◆ **SHORT EXERCISE**: Will you transcribe the entries that follow, exactly and in full?

◆ **GIVEN DATA**:
▶
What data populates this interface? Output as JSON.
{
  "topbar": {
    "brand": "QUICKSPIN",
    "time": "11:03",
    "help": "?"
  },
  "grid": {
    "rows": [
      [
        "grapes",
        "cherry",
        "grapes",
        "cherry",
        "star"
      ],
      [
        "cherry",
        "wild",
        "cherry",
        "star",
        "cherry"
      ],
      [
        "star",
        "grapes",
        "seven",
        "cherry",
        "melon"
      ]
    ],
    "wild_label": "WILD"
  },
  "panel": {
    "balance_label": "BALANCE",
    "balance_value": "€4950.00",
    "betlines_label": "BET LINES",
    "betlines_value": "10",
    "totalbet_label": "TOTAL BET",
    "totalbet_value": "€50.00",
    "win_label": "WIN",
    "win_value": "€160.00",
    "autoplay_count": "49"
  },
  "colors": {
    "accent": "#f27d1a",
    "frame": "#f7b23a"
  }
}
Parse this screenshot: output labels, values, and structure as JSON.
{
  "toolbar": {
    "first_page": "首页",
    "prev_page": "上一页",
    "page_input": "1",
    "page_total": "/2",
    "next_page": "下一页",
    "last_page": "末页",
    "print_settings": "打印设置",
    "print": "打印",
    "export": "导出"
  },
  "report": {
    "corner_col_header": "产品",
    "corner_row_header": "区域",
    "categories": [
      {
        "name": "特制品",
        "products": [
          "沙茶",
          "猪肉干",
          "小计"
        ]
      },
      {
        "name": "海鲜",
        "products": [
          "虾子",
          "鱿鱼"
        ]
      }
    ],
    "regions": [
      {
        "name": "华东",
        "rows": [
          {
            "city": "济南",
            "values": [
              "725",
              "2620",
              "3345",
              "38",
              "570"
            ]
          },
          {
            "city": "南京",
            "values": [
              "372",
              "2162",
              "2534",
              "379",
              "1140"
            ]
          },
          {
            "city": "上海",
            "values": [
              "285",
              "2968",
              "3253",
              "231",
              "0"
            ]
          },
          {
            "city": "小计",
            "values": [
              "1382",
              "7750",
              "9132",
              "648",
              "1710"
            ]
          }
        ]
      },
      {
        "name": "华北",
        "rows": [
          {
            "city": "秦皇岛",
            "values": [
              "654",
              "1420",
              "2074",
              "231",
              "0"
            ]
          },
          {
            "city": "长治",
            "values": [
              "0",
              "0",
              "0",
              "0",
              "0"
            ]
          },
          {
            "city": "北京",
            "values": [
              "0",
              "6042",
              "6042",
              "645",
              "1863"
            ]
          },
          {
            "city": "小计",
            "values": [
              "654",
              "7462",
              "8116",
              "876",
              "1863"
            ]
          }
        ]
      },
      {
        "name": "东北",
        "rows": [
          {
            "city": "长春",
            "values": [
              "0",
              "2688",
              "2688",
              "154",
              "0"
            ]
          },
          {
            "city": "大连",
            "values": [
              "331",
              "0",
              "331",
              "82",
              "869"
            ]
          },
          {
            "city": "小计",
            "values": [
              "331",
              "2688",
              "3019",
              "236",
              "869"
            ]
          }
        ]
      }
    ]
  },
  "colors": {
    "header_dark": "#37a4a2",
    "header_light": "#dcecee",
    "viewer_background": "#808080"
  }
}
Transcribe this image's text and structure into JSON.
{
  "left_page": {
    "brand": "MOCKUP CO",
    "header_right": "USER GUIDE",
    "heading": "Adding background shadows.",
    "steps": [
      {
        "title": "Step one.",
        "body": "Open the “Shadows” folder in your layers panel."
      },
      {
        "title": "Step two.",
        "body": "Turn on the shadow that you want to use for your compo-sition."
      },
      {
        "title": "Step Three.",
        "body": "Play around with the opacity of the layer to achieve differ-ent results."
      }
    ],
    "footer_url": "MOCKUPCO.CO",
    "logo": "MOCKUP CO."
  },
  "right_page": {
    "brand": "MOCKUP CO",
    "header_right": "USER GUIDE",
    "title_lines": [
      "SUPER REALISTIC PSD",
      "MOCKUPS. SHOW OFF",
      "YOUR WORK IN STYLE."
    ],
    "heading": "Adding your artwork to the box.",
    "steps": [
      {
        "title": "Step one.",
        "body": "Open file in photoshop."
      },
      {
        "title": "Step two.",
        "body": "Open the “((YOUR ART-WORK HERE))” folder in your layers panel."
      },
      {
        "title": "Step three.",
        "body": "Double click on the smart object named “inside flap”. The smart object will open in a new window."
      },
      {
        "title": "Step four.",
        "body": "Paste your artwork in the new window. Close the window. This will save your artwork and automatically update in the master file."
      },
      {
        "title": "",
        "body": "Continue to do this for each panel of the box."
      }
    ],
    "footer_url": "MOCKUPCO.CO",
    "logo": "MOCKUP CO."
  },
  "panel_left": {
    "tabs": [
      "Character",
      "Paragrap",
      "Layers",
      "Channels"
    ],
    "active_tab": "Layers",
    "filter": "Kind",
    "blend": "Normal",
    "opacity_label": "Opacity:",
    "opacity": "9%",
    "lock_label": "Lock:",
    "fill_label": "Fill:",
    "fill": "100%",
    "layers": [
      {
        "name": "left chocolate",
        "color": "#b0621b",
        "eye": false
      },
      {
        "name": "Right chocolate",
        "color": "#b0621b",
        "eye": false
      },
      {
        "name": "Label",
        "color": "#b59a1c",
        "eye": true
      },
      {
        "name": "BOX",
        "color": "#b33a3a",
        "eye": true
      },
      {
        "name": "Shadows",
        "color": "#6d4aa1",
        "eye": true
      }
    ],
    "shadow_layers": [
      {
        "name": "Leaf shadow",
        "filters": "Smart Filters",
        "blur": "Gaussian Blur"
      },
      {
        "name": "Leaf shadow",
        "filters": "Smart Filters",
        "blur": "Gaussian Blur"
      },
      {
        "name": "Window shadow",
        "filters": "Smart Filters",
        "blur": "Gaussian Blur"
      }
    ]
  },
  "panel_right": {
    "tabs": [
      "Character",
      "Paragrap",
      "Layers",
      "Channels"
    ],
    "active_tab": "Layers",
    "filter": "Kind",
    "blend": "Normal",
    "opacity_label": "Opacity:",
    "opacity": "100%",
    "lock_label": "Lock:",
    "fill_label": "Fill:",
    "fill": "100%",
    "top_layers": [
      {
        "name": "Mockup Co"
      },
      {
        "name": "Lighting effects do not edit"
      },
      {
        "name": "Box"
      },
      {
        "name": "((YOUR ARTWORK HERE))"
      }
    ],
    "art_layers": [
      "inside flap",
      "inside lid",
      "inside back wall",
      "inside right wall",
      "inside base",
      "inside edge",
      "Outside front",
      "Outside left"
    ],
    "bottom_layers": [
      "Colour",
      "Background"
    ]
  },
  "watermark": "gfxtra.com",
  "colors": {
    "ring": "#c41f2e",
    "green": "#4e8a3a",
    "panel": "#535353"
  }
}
◀
◆ **REPLY TO THE TASK**:
What data populates this interface? Output as JSON.
{
  "topbar": {
    "brand": "QUICKSPIN",
    "time": "11:03",
    "help": "?"
  },
  "grid": {
    "rows": [
      [
        "grapes",
        "cherry",
        "grapes",
        "cherry",
        "star"
      ],
      [
        "cherry",
        "wild",
        "cherry",
        "star",
        "cherry"
      ],
      [
        "star",
        "grapes",
        "seven",
        "cherry",
        "melon"
      ]
    ],
    "wild_label": "WILD"
  },
  "panel": {
    "balance_label": "BALANCE",
    "balance_value": "€4950.00",
    "betlines_label": "BET LINES",
    "betlines_value": "10",
    "totalbet_label": "TOTAL BET",
    "totalbet_value": "€50.00",
    "win_label": "WIN",
    "win_value": "€160.00",
    "autoplay_count": "49"
  },
  "colors": {
    "accent": "#f27d1a",
    "frame": "#f7b23a"
  }
}
Parse this screenshot: output labels, values, and structure as JSON.
{
  "toolbar": {
    "first_page": "首页",
    "prev_page": "上一页",
    "page_input": "1",
    "page_total": "/2",
    "next_page": "下一页",
    "last_page": "末页",
    "print_settings": "打印设置",
    "print": "打印",
    "export": "导出"
  },
  "report": {
    "corner_col_header": "产品",
    "corner_row_header": "区域",
    "categories": [
      {
        "name": "特制品",
        "products": [
          "沙茶",
          "猪肉干",
          "小计"
        ]
      },
      {
        "name": "海鲜",
        "products": [
          "虾子",
          "鱿鱼"
        ]
      }
    ],
    "regions": [
      {
        "name": "华东",
        "rows": [
          {
            "city": "济南",
            "values": [
              "725",
              "2620",
              "3345",
              "38",
              "570"
            ]
          },
          {
            "city": "南京",
            "values": [
              "372",
              "2162",
              "2534",
              "379",
              "1140"
            ]
          },
          {
            "city": "上海",
            "values": [
              "285",
              "2968",
              "3253",
              "231",
              "0"
            ]
          },
          {
            "city": "小计",
            "values": [
              "1382",
              "7750",
              "9132",
              "648",
              "1710"
            ]
          }
        ]
      },
      {
        "name": "华北",
        "rows": [
          {
            "city": "秦皇岛",
            "values": [
              "654",
              "1420",
              "2074",
              "231",
              "0"
            ]
          },
          {
            "city": "长治",
            "values": [
              "0",
              "0",
              "0",
              "0",
              "0"
            ]
          },
          {
            "city": "北京",
            "values": [
              "0",
              "6042",
              "6042",
              "645",
              "1863"
            ]
          },
          {
            "city": "小计",
            "values": [
              "654",
              "7462",
              "8116",
              "876",
              "1863"
            ]
          }
        ]
      },
      {
        "name": "东北",
        "rows": [
          {
            "city": "长春",
            "values": [
              "0",
              "2688",
              "2688",
              "154",
              "0"
            ]
          },
          {
            "city": "大连",
            "values": [
              "331",
              "0",
              "331",
              "82",
              "869"
            ]
          },
          {
            "city": "小计",
            "values": [
              "331",
              "2688",
              "3019",
              "236",
              "869"
            ]
          }
        ]
      }
    ]
  },
  "colors": {
    "header_dark": "#37a4a2",
    "header_light": "#dcecee",
    "viewer_background": "#808080"
  }
}
Transcribe this image's text and structure into JSON.
{
  "left_page": {
    "brand": "MOCKUP CO",
    "header_right": "USER GUIDE",
    "heading": "Adding background shadows.",
    "steps": [
      {
        "title": "Step one.",
        "body": "Open the “Shadows” folder in your layers panel."
      },
      {
        "title": "Step two.",
        "body": "Turn on the shadow that you want to use for your compo-sition."
      },
      {
        "title": "Step Three.",
        "body": "Play around with the opacity of the layer to achieve differ-ent results."
      }
    ],
    "footer_url": "MOCKUPCO.CO",
    "logo": "MOCKUP CO."
  },
  "right_page": {
    "brand": "MOCKUP CO",
    "header_right": "USER GUIDE",
    "title_lines": [
      "SUPER REALISTIC PSD",
      "MOCKUPS. SHOW OFF",
      "YOUR WORK IN STYLE."
    ],
    "heading": "Adding your artwork to the box.",
    "steps": [
      {
        "title": "Step one.",
        "body": "Open file in photoshop."
      },
      {
        "title": "Step two.",
        "body": "Open the “((YOUR ART-WORK HERE))” folder in your layers panel."
      },
      {
        "title": "Step three.",
        "body": "Double click on the smart object named “inside flap”. The smart object will open in a new window."
      },
      {
        "title": "Step four.",
        "body": "Paste your artwork in the new window. Close the window. This will save your artwork and automatically update in the master file."
      },
      {
        "title": "",
        "body": "Continue to do this for each panel of the box."
      }
    ],
    "footer_url": "MOCKUPCO.CO",
    "logo": "MOCKUP CO."
  },
  "panel_left": {
    "tabs": [
      "Character",
      "Paragrap",
      "Layers",
      "Channels"
    ],
    "active_tab": "Layers",
    "filter": "Kind",
    "blend": "Normal",
    "opacity_label": "Opacity:",
    "opacity": "9%",
    "lock_label": "Lock:",
    "fill_label": "Fill:",
    "fill": "100%",
    "layers": [
      {
        "name": "left chocolate",
        "color": "#b0621b",
        "eye": false
      },
      {
        "name": "Right chocolate",
        "color": "#b0621b",
        "eye": false
      },
      {
        "name": "Label",
        "color": "#b59a1c",
        "eye": true
      },
      {
        "name": "BOX",
        "color": "#b33a3a",
        "eye": true
      },
      {
        "name": "Shadows",
        "color": "#6d4aa1",
        "eye": true
      }
    ],
    "shadow_layers": [
      {
        "name": "Leaf shadow",
        "filters": "Smart Filters",
        "blur": "Gaussian Blur"
      },
      {
        "name": "Leaf shadow",
        "filters": "Smart Filters",
        "blur": "Gaussian Blur"
      },
      {
        "name": "Window shadow",
        "filters": "Smart Filters",
        "blur": "Gaussian Blur"
      }
    ]
  },
  "panel_right": {
    "tabs": [
      "Character",
      "Paragrap",
      "Layers",
      "Channels"
    ],
    "active_tab": "Layers",
    "filter": "Kind",
    "blend": "Normal",
    "opacity_label": "Opacity:",
    "opacity": "100%",
    "lock_label": "Lock:",
    "fill_label": "Fill:",
    "fill": "100%",
    "top_layers": [
      {
        "name": "Mockup Co"
      },
      {
        "name": "Lighting effects do not edit"
      },
      {
        "name": "Box"
      },
      {
        "name": "((YOUR ARTWORK HERE))"
      }
    ],
    "art_layers": [
      "inside flap",
      "inside lid",
      "inside back wall",
      "inside right wall",
      "inside base",
      "inside edge",
      "Outside front",
      "Outside left"
    ],
    "bottom_layers": [
      "Colour",
      "Background"
    ]
  },
  "watermark": "gfxtra.com",
  "colors": {
    "ring": "#c41f2e",
    "green": "#4e8a3a",
    "panel": "#535353"
  }
}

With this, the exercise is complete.